▶ **Short exercise**
Where a line contains the word "piControl", copy that line.

▶ **Material shown**
%%

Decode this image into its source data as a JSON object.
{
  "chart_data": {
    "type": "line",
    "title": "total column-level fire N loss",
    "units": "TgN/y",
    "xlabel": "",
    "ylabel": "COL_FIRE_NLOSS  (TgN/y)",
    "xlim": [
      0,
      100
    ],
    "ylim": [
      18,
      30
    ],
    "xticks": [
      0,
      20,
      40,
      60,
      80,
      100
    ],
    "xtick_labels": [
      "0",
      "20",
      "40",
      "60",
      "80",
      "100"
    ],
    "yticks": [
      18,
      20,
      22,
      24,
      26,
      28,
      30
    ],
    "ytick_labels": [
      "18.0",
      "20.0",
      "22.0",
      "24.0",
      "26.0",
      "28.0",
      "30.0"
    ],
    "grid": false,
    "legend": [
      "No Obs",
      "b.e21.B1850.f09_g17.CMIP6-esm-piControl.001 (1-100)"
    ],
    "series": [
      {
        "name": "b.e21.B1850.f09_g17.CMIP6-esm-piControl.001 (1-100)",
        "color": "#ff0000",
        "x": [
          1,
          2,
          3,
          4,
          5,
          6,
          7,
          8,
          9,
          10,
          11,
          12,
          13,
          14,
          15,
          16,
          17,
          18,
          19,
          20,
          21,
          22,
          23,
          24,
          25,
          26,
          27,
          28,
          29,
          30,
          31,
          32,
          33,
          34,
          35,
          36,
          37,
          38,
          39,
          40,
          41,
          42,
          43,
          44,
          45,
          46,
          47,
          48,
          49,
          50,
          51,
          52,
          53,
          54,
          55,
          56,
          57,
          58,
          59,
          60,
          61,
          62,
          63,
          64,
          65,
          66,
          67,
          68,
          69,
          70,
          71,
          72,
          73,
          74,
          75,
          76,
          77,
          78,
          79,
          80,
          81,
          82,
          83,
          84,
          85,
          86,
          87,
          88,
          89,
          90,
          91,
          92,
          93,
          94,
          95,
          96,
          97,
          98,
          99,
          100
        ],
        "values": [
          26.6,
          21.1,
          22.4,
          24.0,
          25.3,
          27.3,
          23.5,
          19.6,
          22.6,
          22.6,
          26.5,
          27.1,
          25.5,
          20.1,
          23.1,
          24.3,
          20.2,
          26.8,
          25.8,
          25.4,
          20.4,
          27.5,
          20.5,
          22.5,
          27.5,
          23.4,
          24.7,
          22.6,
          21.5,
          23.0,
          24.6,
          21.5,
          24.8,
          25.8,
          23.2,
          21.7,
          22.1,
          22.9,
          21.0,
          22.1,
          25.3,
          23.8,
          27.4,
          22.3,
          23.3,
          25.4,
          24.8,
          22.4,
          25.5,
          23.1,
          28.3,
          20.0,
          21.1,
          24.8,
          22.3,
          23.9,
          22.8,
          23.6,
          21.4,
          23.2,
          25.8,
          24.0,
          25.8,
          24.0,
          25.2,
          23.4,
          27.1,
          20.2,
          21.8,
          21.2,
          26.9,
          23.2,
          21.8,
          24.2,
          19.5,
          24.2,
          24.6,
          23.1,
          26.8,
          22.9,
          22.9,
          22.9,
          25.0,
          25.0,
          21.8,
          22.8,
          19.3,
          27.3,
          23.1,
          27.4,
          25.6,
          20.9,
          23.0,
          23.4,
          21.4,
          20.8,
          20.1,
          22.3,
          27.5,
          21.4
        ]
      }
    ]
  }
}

%%

▶ **Response to the exercise**
      "b.e21.B1850.f09_g17.CMIP6-esm-piControl.001 (1-100)"
        "name": "b.e21.B1850.f09_g17.CMIP6-esm-piControl.001 (1-100)",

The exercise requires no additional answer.